Collection entries
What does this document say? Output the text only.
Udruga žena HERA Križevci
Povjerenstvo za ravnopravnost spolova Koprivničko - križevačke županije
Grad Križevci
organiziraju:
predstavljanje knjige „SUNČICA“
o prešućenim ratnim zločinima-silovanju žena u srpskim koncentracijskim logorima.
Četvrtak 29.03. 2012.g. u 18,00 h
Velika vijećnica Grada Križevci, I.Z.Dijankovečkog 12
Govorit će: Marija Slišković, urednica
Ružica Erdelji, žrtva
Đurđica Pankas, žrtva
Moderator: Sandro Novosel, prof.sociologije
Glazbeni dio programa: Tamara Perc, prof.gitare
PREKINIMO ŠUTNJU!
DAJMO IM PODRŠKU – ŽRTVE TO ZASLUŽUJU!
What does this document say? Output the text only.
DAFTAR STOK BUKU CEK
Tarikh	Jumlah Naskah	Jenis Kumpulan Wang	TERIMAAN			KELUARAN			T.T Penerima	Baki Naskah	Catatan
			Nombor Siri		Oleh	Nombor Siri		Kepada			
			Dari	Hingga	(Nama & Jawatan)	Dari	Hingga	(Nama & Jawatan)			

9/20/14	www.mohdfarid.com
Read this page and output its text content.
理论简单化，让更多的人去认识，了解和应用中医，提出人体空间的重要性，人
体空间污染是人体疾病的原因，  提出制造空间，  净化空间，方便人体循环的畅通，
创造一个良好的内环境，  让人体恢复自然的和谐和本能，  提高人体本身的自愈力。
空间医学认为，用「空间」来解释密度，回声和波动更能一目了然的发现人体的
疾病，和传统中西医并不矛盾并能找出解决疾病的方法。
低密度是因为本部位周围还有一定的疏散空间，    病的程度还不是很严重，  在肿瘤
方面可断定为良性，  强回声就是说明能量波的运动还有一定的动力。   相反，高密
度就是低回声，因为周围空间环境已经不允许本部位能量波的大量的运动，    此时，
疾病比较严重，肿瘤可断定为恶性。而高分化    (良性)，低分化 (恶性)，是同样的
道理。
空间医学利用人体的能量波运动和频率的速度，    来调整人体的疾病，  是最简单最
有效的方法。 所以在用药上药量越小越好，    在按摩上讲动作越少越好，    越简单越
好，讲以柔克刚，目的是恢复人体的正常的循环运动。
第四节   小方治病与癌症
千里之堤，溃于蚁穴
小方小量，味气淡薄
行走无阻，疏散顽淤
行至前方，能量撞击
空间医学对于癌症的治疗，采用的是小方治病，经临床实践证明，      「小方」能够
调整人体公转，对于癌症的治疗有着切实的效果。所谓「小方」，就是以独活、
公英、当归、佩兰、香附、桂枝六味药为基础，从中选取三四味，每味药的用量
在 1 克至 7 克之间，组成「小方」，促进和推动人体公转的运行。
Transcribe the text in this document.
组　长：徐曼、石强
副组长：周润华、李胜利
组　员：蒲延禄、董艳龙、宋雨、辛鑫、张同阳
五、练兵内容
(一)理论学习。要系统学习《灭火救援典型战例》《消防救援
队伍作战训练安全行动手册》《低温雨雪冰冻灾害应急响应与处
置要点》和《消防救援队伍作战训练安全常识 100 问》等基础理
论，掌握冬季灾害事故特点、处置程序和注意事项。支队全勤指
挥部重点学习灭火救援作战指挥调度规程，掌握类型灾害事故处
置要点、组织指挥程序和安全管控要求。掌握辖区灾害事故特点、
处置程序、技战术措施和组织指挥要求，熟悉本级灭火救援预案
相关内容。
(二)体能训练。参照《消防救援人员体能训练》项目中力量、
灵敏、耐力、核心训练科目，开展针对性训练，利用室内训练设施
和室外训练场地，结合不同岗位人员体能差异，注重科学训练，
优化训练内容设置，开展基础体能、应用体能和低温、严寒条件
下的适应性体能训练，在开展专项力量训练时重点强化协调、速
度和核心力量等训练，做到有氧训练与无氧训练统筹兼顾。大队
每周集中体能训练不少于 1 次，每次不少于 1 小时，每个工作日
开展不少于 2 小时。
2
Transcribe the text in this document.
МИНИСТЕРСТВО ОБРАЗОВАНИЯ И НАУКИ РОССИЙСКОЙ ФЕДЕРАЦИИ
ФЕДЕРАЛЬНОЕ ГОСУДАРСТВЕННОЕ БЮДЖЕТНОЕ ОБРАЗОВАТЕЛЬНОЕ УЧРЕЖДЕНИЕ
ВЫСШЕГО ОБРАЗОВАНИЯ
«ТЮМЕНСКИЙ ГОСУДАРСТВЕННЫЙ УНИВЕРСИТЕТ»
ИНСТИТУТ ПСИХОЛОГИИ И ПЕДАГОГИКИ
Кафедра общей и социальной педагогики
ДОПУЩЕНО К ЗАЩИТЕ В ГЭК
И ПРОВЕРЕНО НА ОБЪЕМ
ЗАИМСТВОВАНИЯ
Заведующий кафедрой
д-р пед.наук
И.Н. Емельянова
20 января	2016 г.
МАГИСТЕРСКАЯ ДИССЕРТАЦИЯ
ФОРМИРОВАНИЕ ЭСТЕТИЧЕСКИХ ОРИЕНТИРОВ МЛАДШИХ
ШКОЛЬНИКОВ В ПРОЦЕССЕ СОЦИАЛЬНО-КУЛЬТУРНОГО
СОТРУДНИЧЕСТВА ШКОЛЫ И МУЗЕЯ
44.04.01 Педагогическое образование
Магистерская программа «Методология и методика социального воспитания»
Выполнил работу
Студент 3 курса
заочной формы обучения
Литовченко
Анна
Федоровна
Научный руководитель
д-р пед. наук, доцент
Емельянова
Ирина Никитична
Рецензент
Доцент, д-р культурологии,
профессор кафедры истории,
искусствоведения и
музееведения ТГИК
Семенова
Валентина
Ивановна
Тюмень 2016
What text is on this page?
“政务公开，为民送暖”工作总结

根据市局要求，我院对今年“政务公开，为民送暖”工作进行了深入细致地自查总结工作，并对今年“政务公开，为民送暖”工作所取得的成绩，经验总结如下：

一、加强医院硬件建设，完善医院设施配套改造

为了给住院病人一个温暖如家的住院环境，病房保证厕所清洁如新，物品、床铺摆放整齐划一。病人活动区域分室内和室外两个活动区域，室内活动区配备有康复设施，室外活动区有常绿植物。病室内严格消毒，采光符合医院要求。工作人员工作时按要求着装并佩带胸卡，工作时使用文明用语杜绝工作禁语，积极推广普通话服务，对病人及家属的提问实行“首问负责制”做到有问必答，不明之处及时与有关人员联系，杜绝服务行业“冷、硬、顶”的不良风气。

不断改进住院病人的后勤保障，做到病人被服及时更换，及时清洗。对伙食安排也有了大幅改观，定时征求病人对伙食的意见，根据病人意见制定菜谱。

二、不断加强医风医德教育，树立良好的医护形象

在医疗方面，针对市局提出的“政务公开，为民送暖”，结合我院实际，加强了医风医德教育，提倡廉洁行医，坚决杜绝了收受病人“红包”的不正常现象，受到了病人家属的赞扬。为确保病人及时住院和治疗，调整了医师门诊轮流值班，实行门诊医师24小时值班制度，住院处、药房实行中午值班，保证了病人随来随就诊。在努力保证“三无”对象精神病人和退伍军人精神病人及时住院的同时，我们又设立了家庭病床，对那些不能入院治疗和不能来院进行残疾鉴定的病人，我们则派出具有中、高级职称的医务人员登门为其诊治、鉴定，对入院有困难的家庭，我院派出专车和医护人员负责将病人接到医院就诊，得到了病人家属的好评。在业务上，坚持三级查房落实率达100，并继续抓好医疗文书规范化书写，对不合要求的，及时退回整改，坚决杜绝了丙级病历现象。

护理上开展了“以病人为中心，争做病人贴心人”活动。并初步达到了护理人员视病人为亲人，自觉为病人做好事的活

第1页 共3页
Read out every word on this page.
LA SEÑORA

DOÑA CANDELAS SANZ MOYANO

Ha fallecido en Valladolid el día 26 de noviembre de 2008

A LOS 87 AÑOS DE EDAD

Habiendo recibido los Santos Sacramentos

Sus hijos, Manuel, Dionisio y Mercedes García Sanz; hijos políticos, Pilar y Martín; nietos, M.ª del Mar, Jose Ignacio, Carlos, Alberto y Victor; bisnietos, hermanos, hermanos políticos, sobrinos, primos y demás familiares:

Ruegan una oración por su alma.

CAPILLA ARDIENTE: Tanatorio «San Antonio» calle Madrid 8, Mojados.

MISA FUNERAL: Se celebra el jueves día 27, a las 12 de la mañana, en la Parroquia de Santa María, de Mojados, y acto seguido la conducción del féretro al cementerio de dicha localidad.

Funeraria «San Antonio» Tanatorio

## TASK INSTRUCTIONS
Output the line containing "Read out every word on this page." and all lines after it to the end of the records, exactly as given.

## SOLUTION TO THE EXERCISE
Read out every word on this page.
LA SEÑORA

DOÑA CANDELAS SANZ MOYANO

Ha fallecido en Valladolid el día 26 de noviembre de 2008

A LOS 87 AÑOS DE EDAD

Habiendo recibido los Santos Sacramentos

Sus hijos, Manuel, Dionisio y Mercedes García Sanz; hijos políticos, Pilar y Martín; nietos, M.ª del Mar, Jose Ignacio, Carlos, Alberto y Victor; bisnietos, hermanos, hermanos políticos, sobrinos, primos y demás familiares:

Ruegan una oración por su alma.

CAPILLA ARDIENTE: Tanatorio «San Antonio» calle Madrid 8, Mojados.

MISA FUNERAL: Se celebra el jueves día 27, a las 12 de la mañana, en la Parroquia de Santa María, de Mojados, y acto seguido la conducción del féretro al cementerio de dicha localidad.

Funeraria «San Antonio» Tanatorio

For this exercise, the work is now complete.